*Exercise data*

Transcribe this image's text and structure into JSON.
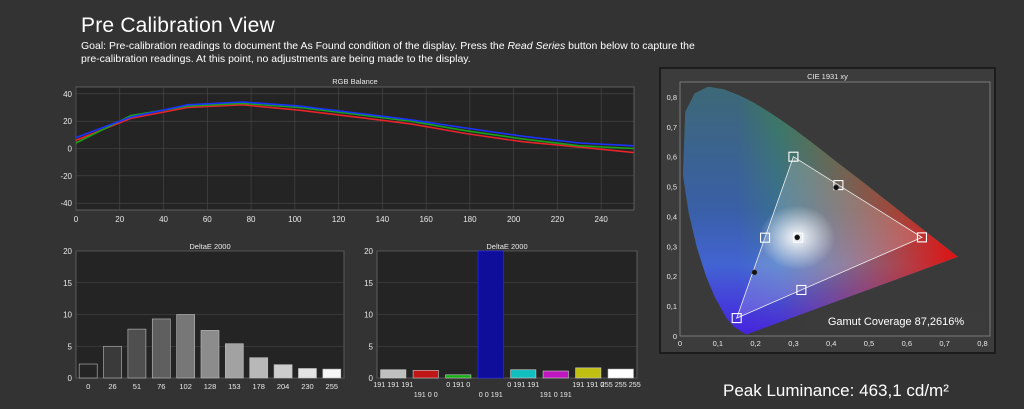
{
  "header": {
    "title": "Pre Calibration View",
    "goal_part1": "Goal: Pre-calibration readings to document the As Found condition of the display. Press the ",
    "goal_emphasis": "Read Series",
    "goal_part2": " button below to capture the pre-calibration readings. At this point, no adjustments are being made to the display."
  },
  "colors": {
    "background": "#333333",
    "plot_bg": "#242424",
    "red": "#e8232a",
    "green": "#19a319",
    "blue": "#1a33ff"
  },
  "chart_data": [
    {
      "type": "line",
      "title": "RGB Balance",
      "x": [
        0,
        25,
        51,
        76,
        102,
        128,
        153,
        178,
        204,
        230,
        255
      ],
      "xticks": [
        "0",
        "20",
        "40",
        "60",
        "80",
        "100",
        "120",
        "140",
        "160",
        "180",
        "200",
        "220",
        "240"
      ],
      "yticks": [
        "40",
        "20",
        "0",
        "-20",
        "-40"
      ],
      "xlim": [
        0,
        255
      ],
      "ylim": [
        -45,
        45
      ],
      "series": [
        {
          "color": "#e8232a",
          "values": [
            6,
            22,
            30,
            32,
            28,
            23,
            18,
            11,
            5,
            1,
            -3
          ]
        },
        {
          "color": "#19a319",
          "values": [
            4,
            24,
            31,
            33,
            30,
            25,
            20,
            13,
            7,
            2,
            0
          ]
        },
        {
          "color": "#1a33ff",
          "values": [
            8,
            23,
            32,
            34,
            31,
            26,
            21,
            15,
            9,
            4,
            2
          ]
        }
      ]
    },
    {
      "type": "bar",
      "title": "DeltaE 2000",
      "categories": [
        "0",
        "26",
        "51",
        "76",
        "102",
        "128",
        "153",
        "178",
        "204",
        "230",
        "255"
      ],
      "values": [
        2.2,
        5.0,
        7.7,
        9.3,
        10.0,
        7.5,
        5.4,
        3.2,
        2.1,
        1.5,
        1.4
      ],
      "colors": [
        "#242424",
        "#3a3a3a",
        "#4f4f4f",
        "#5f5f5f",
        "#777777",
        "#8c8c8c",
        "#a2a2a2",
        "#b8b8b8",
        "#cdcdcd",
        "#e3e3e3",
        "#f6f6f6"
      ],
      "yticks": [
        "20",
        "15",
        "10",
        "5",
        "0"
      ],
      "ylim": [
        0,
        20
      ]
    },
    {
      "type": "bar",
      "title": "DeltaE 2000",
      "values": [
        1.3,
        1.2,
        0.5,
        20.0,
        1.3,
        1.1,
        0.9,
        1.6,
        1.4
      ],
      "colors": [
        "#bfbfbf",
        "#c11616",
        "#16b016",
        "#0e0e9a",
        "#12bfbf",
        "#c016c0",
        "#bfbf12",
        "#ffffff"
      ],
      "labels_top": [
        "191 191 191",
        "0 191 0",
        "0 191 191",
        "191 191 0",
        "255 255 255"
      ],
      "labels_bottom": [
        "191 0 0",
        "0 0 191",
        "191 0 191"
      ],
      "yticks": [
        "20",
        "15",
        "10",
        "5",
        "0"
      ],
      "ylim": [
        0,
        20
      ]
    },
    {
      "type": "scatter",
      "title": "CIE 1931 xy",
      "xticks": [
        "0",
        "0,1",
        "0,2",
        "0,3",
        "0,4",
        "0,5",
        "0,6",
        "0,7",
        "0,8"
      ],
      "yticks": [
        "0,8",
        "0,7",
        "0,6",
        "0,5",
        "0,4",
        "0,3",
        "0,2",
        "0,1",
        "0"
      ],
      "xlim": [
        0,
        0.82
      ],
      "ylim": [
        0,
        0.85
      ],
      "gamut": [
        [
          0.64,
          0.33
        ],
        [
          0.3,
          0.6
        ],
        [
          0.15,
          0.06
        ]
      ],
      "targets": [
        [
          0.64,
          0.33
        ],
        [
          0.3,
          0.6
        ],
        [
          0.15,
          0.06
        ],
        [
          0.225,
          0.329
        ],
        [
          0.419,
          0.505
        ],
        [
          0.321,
          0.154
        ],
        [
          0.3127,
          0.329
        ]
      ],
      "measured": [
        [
          0.413,
          0.497
        ],
        [
          0.197,
          0.213
        ],
        [
          0.31,
          0.33
        ]
      ],
      "annotation_label": "Gamut Coverage",
      "annotation_value": "87,2616%"
    }
  ],
  "footer": {
    "peak_label": "Peak Luminance:",
    "peak_value": "463,1 cd/m²"
  }
}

*Objective*
Retype all the records shown above, character for character. Omit every picture.

*In response*
Transcribe this image's text and structure into JSON.
{
  "header": {
    "title": "Pre Calibration View",
    "goal_part1": "Goal: Pre-calibration readings to document the As Found condition of the display. Press the ",
    "goal_emphasis": "Read Series",
    "goal_part2": " button below to capture the pre-calibration readings. At this point, no adjustments are being made to the display."
  },
  "colors": {
    "background": "#333333",
    "plot_bg": "#242424",
    "red": "#e8232a",
    "green": "#19a319",
    "blue": "#1a33ff"
  },
  "chart_data": [
    {
      "type": "line",
      "title": "RGB Balance",
      "x": [
        0,
        25,
        51,
        76,
        102,
        128,
        153,
        178,
        204,
        230,
        255
      ],
      "xticks": [
        "0",
        "20",
        "40",
        "60",
        "80",
        "100",
        "120",
        "140",
        "160",
        "180",
        "200",
        "220",
        "240"
      ],
      "yticks": [
        "40",
        "20",
        "0",
        "-20",
        "-40"
      ],
      "xlim": [
        0,
        255
      ],
      "ylim": [
        -45,
        45
      ],
      "series": [
        {
          "color": "#e8232a",
          "values": [
            6,
            22,
            30,
            32,
            28,
            23,
            18,
            11,
            5,
            1,
            -3
          ]
        },
        {
          "color": "#19a319",
          "values": [
            4,
            24,
            31,
            33,
            30,
            25,
            20,
            13,
            7,
            2,
            0
          ]
        },
        {
          "color": "#1a33ff",
          "values": [
            8,
            23,
            32,
            34,
            31,
            26,
            21,
            15,
            9,
            4,
            2
          ]
        }
      ]
    },
    {
      "type": "bar",
      "title": "DeltaE 2000",
      "categories": [
        "0",
        "26",
        "51",
        "76",
        "102",
        "128",
        "153",
        "178",
        "204",
        "230",
        "255"
      ],
      "values": [
        2.2,
        5.0,
        7.7,
        9.3,
        10.0,
        7.5,
        5.4,
        3.2,
        2.1,
        1.5,
        1.4
      ],
      "colors": [
        "#242424",
        "#3a3a3a",
        "#4f4f4f",
        "#5f5f5f",
        "#777777",
        "#8c8c8c",
        "#a2a2a2",
        "#b8b8b8",
        "#cdcdcd",
        "#e3e3e3",
        "#f6f6f6"
      ],
      "yticks": [
        "20",
        "15",
        "10",
        "5",
        "0"
      ],
      "ylim": [
        0,
        20
      ]
    },
    {
      "type": "bar",
      "title": "DeltaE 2000",
      "values": [
        1.3,
        1.2,
        0.5,
        20.0,
        1.3,
        1.1,
        0.9,
        1.6,
        1.4
      ],
      "colors": [
        "#bfbfbf",
        "#c11616",
        "#16b016",
        "#0e0e9a",
        "#12bfbf",
        "#c016c0",
        "#bfbf12",
        "#ffffff"
      ],
      "labels_top": [
        "191 191 191",
        "0 191 0",
        "0 191 191",
        "191 191 0",
        "255 255 255"
      ],
      "labels_bottom": [
        "191 0 0",
        "0 0 191",
        "191 0 191"
      ],
      "yticks": [
        "20",
        "15",
        "10",
        "5",
        "0"
      ],
      "ylim": [
        0,
        20
      ]
    },
    {
      "type": "scatter",
      "title": "CIE 1931 xy",
      "xticks": [
        "0",
        "0,1",
        "0,2",
        "0,3",
        "0,4",
        "0,5",
        "0,6",
        "0,7",
        "0,8"
      ],
      "yticks": [
        "0,8",
        "0,7",
        "0,6",
        "0,5",
        "0,4",
        "0,3",
        "0,2",
        "0,1",
        "0"
      ],
      "xlim": [
        0,
        0.82
      ],
      "ylim": [
        0,
        0.85
      ],
      "gamut": [
        [
          0.64,
          0.33
        ],
        [
          0.3,
          0.6
        ],
        [
          0.15,
          0.06
        ]
      ],
      "targets": [
        [
          0.64,
          0.33
        ],
        [
          0.3,
          0.6
        ],
        [
          0.15,
          0.06
        ],
        [
          0.225,
          0.329
        ],
        [
          0.419,
          0.505
        ],
        [
          0.321,
          0.154
        ],
        [
          0.3127,
          0.329
        ]
      ],
      "measured": [
        [
          0.413,
          0.497
        ],
        [
          0.197,
          0.213
        ],
        [
          0.31,
          0.33
        ]
      ],
      "annotation_label": "Gamut Coverage",
      "annotation_value": "87,2616%"
    }
  ],
  "footer": {
    "peak_label": "Peak Luminance:",
    "peak_value": "463,1 cd/m²"
  }
}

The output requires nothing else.